__PROBLEM REQUIREMENTS__.
Identify all lines in the listing that include the word "JSON", and copy them out.

__RECORD EXCERPTS__.

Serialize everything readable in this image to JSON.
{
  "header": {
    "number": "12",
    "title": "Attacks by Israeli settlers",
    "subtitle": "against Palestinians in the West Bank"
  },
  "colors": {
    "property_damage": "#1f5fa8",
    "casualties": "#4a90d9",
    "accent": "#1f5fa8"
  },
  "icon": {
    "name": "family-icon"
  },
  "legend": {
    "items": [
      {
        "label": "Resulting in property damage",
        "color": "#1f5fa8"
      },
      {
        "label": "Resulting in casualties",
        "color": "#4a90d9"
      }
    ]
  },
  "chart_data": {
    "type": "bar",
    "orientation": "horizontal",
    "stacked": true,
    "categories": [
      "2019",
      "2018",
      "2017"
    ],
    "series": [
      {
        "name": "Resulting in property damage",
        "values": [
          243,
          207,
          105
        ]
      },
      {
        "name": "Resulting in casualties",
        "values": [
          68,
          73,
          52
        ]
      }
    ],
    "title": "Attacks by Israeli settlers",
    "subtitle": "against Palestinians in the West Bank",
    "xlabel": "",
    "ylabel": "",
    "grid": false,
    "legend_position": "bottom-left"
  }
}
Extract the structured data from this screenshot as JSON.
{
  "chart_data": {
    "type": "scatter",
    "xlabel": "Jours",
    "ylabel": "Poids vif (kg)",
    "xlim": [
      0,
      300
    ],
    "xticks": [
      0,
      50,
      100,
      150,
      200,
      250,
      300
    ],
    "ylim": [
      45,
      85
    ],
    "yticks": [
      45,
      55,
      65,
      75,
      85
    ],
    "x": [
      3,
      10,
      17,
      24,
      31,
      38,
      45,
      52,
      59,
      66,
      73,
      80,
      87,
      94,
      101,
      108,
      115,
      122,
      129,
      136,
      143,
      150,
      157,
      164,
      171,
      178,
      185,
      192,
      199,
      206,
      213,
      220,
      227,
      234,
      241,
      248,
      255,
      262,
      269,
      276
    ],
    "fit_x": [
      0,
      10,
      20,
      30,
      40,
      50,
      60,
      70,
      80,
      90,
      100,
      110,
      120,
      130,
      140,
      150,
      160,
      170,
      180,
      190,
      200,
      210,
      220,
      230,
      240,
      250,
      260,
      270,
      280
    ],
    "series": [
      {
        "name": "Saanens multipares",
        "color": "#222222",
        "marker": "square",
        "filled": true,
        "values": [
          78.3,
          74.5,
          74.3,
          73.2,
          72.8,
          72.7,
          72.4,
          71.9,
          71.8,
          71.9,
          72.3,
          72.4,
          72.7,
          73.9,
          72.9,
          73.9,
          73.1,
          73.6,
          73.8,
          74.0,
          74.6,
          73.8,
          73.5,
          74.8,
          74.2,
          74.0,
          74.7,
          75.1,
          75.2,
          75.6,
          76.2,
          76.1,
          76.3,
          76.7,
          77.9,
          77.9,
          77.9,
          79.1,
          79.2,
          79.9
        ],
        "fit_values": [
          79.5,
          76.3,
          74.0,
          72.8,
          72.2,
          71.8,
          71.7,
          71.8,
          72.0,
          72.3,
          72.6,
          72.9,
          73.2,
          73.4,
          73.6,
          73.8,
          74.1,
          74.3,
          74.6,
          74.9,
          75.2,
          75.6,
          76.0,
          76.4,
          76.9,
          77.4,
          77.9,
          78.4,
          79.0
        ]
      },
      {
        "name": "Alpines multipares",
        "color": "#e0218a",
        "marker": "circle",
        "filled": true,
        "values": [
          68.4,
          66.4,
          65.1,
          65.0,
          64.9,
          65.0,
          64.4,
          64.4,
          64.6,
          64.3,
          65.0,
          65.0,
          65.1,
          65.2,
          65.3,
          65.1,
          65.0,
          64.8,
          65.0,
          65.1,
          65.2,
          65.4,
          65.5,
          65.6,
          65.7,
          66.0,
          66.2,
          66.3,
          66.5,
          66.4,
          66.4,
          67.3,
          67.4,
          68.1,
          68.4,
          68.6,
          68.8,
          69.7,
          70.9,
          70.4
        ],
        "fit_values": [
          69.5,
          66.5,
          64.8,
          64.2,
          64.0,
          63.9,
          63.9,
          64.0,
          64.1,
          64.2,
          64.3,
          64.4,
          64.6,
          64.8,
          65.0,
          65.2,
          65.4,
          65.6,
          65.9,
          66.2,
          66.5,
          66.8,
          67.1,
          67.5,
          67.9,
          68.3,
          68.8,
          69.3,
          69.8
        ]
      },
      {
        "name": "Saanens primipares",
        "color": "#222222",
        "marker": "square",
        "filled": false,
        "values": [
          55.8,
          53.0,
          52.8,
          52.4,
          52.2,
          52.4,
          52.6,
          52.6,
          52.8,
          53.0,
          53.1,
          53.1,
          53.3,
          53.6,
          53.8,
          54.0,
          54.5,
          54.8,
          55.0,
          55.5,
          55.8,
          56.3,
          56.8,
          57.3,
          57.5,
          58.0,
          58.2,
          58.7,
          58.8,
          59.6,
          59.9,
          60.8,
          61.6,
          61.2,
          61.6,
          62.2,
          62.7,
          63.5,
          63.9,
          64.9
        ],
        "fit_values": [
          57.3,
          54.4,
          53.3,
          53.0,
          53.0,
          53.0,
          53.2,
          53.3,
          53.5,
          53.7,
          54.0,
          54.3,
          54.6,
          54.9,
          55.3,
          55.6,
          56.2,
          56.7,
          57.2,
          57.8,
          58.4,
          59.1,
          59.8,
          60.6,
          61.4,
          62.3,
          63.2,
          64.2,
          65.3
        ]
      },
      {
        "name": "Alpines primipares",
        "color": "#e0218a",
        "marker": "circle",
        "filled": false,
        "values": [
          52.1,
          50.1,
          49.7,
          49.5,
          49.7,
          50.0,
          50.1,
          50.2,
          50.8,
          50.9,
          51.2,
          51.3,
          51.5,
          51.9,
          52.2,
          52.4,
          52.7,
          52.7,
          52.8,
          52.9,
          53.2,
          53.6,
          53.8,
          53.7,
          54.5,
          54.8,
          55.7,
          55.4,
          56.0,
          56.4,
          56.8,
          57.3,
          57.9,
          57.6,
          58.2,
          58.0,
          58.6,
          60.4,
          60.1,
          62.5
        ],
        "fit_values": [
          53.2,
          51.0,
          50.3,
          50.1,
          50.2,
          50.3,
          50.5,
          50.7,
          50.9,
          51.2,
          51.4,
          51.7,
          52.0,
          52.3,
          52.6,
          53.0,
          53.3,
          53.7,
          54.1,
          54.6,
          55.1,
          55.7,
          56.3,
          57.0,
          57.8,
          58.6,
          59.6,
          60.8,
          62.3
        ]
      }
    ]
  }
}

__RESPONSE TO THIS TASK__.
Serialize everything readable in this image to JSON.
Extract the structured data from this screenshot as JSON.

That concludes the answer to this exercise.